++++ EXCERPT ++++

St. John Vianney: Also known as the Cure d'Ars, St. John Vianney was born May 8, 1786 in Dardilly, France. The spiritual revolution that he brought about in his parish at Ars was one of the marvels of nineteenth-century France. John Vianney was the fourth of six children raised in a Catholic home that helped the poor and housed St. Benedict Joseph Labre when he traveled. 

          During the anticlerical Terror phase of the French Revolution that forced priests to work in secret, John received his catechism instructions and made his first confession and First Communion in private at the age of 13. At the age of 18 he began his studies for the priesthood under the Abbe' Balley, pastor at Ecully.  

          Discouraged by his lack of scholastic ability and his failure to comprehend Latin lectures forced John Vianney to discontinue training for priesthood. He made a pilgrimage to the shrine of St. John Regis at La Louvesc and was then called up for military service. Through a strange set of circumstances, his unit left without him, and after the general amnesty of 1810 he began formal studies for the priesthood but found the subjects difficult to master. He sought private tutoring. It was a long battle with the books but John Vianney was ordained a priest at Grenoble in 1815 and was sent as an assistant to his former teacher, the Abbe' Balley.

++++

**CHALLENGE 1**.
Decide whether each statement agrees with the St. John Vianney passage, answering yes or no and quoting the words of the passage that settle it: (a) John Vianney was the fourth of six children. (b) He made his first confession publicly at the age of 13. (c) He was ordained a priest at Grenoble in 1815.
**CHALLENGE 2**.
Please reproduce the St. John Vianney passage word for word, from "St. John Vianney: Also" up to and including "pastor at Ecully.".
The records have no connection to the St. John Vianney passage.

++++ DATASET ROWS ++++

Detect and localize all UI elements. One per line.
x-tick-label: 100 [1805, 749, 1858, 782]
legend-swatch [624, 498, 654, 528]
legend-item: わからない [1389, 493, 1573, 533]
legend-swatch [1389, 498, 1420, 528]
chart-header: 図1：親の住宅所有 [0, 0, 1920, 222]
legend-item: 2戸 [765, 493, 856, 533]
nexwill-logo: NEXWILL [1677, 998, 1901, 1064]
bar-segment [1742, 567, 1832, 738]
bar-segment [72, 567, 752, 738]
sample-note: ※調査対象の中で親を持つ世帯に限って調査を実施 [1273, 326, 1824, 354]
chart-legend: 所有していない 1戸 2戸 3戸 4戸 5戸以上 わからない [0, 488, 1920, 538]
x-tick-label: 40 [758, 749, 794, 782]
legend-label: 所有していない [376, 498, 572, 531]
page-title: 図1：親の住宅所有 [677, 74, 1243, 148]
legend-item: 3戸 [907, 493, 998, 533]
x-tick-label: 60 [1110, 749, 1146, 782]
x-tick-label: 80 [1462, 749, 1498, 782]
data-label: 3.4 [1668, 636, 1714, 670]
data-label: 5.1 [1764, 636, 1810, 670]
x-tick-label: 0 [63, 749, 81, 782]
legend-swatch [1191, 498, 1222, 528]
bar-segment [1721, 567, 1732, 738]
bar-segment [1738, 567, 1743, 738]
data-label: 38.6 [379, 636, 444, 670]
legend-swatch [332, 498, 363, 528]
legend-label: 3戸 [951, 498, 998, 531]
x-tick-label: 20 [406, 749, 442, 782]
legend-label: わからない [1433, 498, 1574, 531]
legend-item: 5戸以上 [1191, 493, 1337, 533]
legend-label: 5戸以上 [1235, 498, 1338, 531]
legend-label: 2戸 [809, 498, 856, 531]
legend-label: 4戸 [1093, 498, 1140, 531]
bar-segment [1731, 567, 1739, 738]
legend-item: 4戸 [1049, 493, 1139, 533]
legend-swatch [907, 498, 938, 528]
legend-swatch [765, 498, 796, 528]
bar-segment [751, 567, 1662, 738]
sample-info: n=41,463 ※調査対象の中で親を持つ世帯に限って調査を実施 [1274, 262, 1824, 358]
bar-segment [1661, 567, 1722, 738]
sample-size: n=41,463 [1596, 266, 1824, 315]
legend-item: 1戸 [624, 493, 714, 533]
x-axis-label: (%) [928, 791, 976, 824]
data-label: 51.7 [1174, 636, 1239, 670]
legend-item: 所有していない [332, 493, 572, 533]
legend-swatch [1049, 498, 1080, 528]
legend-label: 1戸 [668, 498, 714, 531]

++++

**SOLUTION 1**.
(a) Yes: "John Vianney was the fourth of six children"
(b) No: "made his first confession and First Communion in private at the age of 13"
(c) Yes: "John Vianney was ordained a priest at Grenoble in 1815"

**SOLUTION 2**.
St. John Vianney: Also known as the Cure d'Ars, St. John Vianney was born May 8, 1786 in Dardilly, France. The spiritual revolution that he brought about in his parish at Ars was one of the marvels of nineteenth-century France. John Vianney was the fourth of six children raised in a Catholic home that helped the poor and housed St. Benedict Joseph Labre when he traveled. 

          During the anticlerical Terror phase of the French Revolution that forced priests to work in secret, John received his catechism instructions and made his first confession and First Communion in private at the age of 13. At the age of 18 he began his studies for the priesthood under the Abbe' Balley, pastor at Ecully.